[Data entries]
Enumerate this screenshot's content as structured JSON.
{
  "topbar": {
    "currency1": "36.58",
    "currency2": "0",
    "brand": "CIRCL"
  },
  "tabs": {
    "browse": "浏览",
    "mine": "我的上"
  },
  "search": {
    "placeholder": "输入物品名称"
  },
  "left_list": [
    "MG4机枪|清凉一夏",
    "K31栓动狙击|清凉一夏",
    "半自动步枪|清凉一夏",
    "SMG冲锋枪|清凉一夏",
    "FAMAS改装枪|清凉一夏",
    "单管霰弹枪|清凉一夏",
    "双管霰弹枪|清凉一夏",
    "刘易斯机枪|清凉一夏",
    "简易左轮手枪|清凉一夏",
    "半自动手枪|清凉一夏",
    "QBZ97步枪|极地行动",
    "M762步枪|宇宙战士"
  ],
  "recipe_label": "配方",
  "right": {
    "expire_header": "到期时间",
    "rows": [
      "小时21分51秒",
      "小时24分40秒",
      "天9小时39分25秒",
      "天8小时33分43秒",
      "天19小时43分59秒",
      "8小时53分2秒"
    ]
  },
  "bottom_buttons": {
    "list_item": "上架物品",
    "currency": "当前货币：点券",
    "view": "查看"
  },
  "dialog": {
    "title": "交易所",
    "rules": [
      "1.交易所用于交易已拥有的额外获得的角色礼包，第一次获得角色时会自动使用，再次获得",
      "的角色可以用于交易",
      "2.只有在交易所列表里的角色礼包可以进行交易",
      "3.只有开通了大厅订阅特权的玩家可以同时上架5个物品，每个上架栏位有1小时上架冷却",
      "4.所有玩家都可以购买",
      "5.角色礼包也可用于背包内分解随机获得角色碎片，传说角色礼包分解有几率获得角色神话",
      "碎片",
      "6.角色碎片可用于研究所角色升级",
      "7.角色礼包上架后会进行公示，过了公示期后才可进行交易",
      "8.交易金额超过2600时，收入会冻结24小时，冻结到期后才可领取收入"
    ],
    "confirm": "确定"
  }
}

• What you should do: Tally the lines of the listing above that include the word "清凉一夏". Answer with the number alone.

• Solution for this problem: 10